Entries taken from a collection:
#####
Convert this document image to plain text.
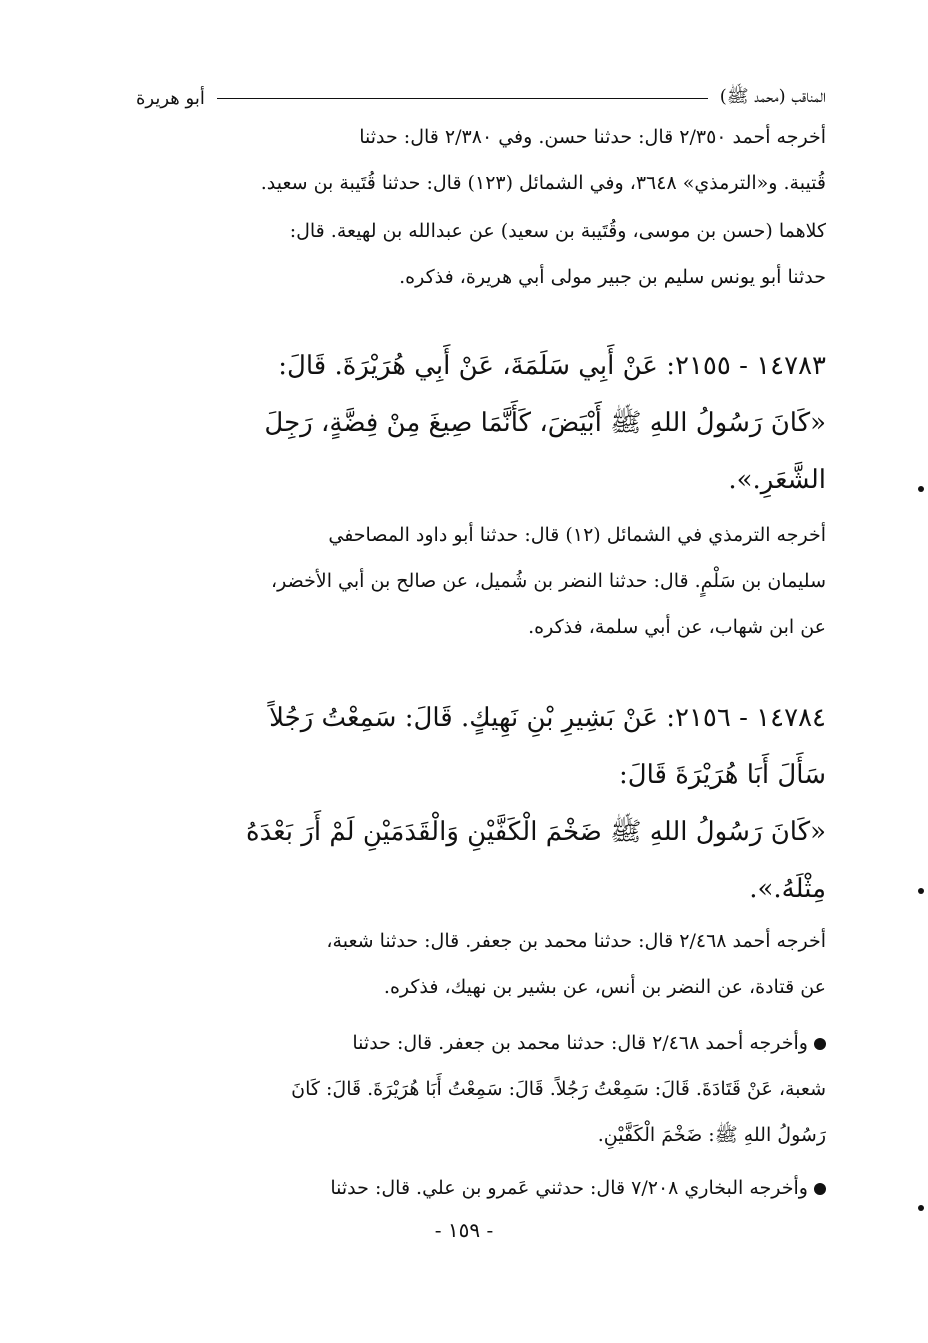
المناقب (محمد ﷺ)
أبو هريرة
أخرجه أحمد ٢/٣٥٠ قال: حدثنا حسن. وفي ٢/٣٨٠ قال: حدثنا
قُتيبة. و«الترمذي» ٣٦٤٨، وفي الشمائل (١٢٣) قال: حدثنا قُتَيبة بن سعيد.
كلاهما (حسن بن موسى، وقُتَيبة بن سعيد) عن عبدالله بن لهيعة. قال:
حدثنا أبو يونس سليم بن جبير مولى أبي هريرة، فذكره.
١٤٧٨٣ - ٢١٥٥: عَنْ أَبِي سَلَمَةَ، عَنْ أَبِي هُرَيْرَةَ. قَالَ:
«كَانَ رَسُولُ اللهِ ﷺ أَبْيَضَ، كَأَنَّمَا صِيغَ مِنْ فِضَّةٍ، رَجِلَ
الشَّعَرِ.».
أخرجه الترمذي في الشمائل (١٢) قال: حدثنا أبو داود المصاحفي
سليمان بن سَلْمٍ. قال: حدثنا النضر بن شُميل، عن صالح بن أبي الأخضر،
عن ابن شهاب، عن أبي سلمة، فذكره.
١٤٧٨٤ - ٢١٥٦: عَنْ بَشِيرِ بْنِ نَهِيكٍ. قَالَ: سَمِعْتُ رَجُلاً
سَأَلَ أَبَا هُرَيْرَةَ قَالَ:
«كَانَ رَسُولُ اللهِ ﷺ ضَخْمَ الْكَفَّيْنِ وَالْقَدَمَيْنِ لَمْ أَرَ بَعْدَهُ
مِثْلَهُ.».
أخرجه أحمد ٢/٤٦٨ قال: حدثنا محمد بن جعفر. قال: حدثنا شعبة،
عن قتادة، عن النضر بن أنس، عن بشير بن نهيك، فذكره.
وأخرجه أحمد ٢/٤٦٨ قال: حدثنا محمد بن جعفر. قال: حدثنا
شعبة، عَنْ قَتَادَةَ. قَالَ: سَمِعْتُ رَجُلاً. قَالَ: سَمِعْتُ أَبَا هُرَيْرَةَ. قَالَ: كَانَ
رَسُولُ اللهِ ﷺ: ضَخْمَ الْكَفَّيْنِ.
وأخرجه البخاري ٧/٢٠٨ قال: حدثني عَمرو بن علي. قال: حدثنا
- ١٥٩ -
#####
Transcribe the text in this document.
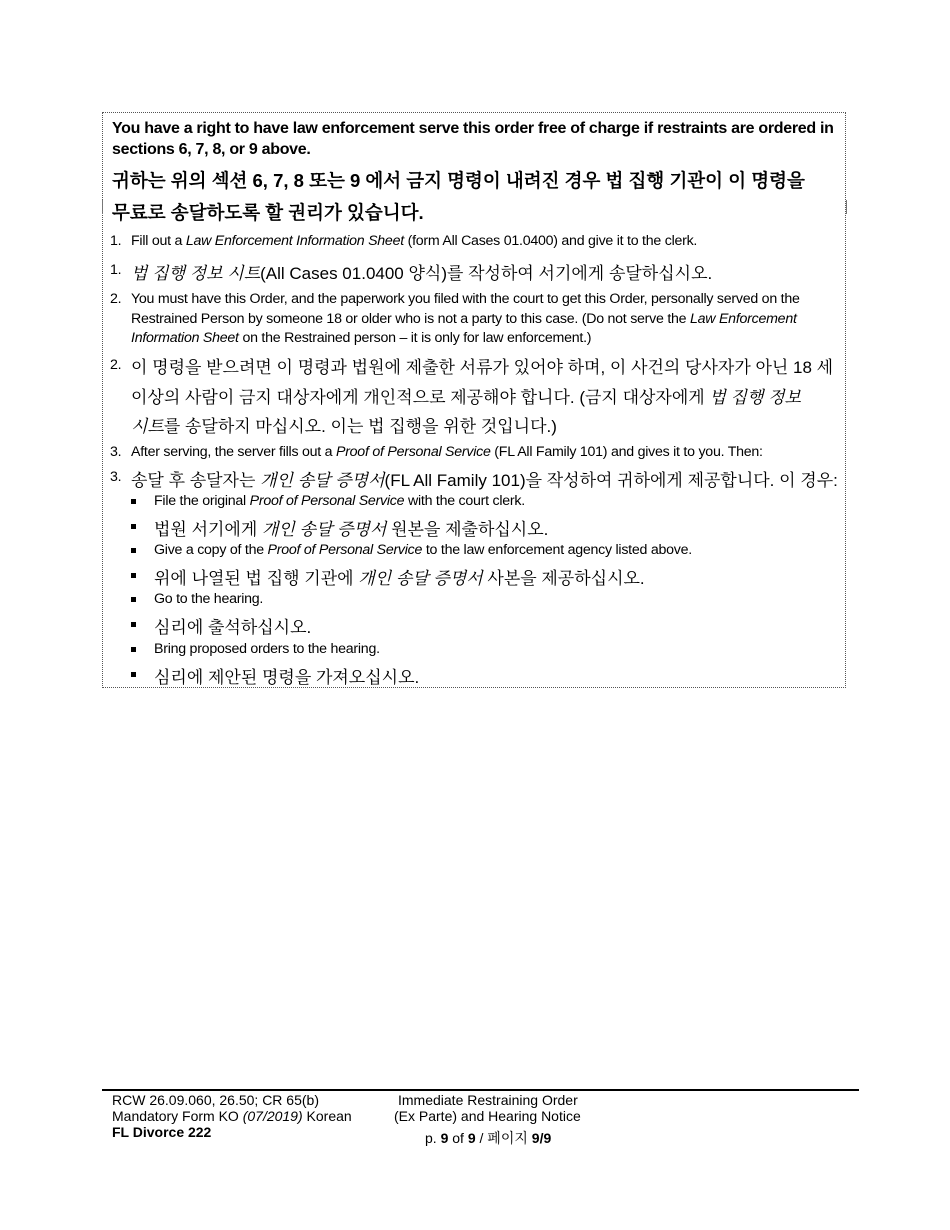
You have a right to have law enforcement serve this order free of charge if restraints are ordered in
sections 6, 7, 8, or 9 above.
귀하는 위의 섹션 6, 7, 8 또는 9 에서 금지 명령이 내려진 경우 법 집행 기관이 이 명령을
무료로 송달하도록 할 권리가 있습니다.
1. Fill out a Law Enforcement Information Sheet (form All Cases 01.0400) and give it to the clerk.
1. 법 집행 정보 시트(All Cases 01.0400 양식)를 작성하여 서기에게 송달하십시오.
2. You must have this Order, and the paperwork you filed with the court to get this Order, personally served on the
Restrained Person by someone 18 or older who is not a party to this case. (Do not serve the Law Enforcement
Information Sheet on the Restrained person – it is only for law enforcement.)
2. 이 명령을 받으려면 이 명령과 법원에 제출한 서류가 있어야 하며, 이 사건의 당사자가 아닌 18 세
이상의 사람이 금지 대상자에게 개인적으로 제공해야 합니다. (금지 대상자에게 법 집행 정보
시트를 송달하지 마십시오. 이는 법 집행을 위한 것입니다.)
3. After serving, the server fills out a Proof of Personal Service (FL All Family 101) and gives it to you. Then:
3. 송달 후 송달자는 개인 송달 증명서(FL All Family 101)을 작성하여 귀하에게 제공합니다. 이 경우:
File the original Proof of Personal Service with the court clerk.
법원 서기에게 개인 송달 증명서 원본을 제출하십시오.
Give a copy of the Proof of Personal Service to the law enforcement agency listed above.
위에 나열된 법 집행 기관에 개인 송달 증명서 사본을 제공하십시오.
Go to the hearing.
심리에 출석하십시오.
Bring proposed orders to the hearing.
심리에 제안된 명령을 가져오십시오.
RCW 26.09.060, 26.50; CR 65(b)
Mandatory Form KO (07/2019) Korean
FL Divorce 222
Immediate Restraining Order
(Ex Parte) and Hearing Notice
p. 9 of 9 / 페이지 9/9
#####
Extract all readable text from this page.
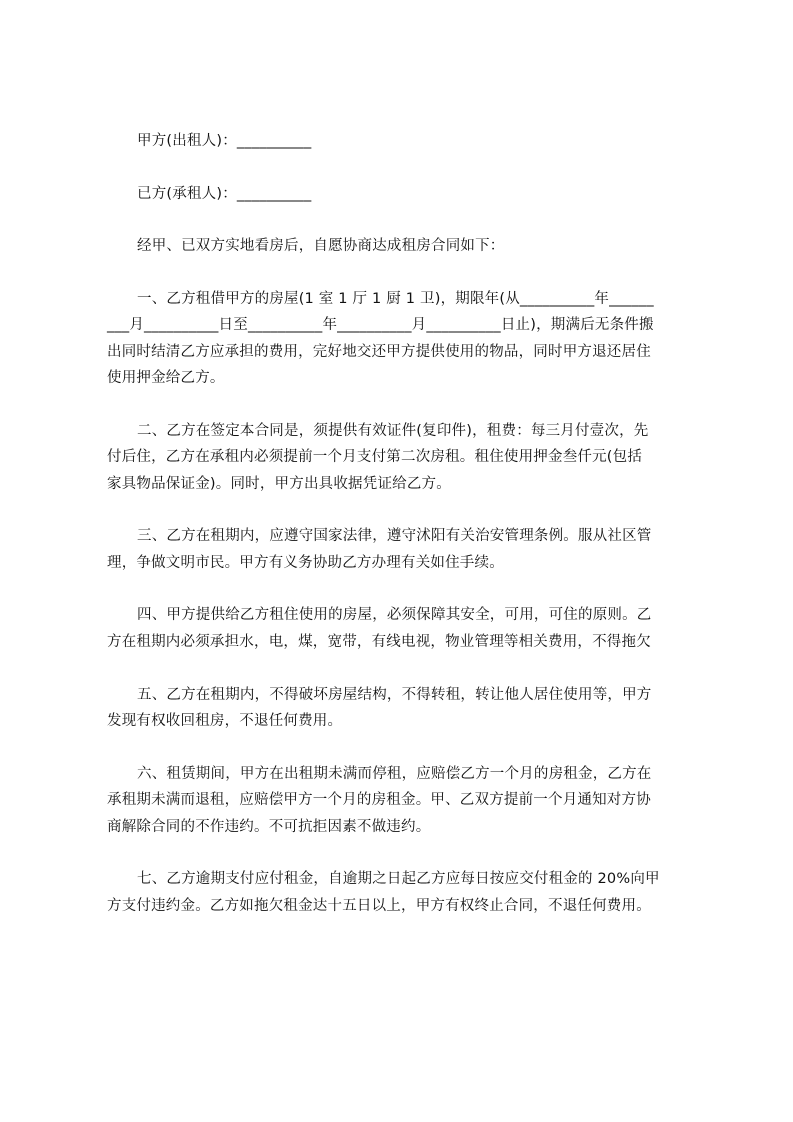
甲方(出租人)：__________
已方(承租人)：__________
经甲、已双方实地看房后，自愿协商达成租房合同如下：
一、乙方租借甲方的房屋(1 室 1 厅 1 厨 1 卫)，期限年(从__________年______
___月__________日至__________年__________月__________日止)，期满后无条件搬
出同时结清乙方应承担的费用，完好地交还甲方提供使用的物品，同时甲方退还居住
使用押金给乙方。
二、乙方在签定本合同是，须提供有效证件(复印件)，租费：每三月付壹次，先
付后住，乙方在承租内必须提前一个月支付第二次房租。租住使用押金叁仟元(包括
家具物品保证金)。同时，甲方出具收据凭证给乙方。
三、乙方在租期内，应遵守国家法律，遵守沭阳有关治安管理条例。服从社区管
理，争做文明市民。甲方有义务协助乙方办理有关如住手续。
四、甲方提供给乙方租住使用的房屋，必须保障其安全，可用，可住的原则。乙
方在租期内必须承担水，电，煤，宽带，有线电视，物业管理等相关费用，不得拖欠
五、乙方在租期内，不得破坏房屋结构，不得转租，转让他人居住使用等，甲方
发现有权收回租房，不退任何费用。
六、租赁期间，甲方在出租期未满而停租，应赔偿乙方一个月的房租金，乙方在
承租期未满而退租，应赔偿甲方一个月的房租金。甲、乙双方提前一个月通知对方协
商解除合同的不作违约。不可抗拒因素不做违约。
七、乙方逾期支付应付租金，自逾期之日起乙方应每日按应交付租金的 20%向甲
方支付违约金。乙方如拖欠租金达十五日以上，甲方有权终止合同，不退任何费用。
#####
*WHAT THE EXERCISE ASKS*: Copy each line of the preceding data that contains the string "محمد".

*RESULT*:
المناقب (محمد ﷺ)
أخرجه أحمد ٢/٤٦٨ قال: حدثنا محمد بن جعفر. قال: حدثنا شعبة،
وأخرجه أحمد ٢/٤٦٨ قال: حدثنا محمد بن جعفر. قال: حدثنا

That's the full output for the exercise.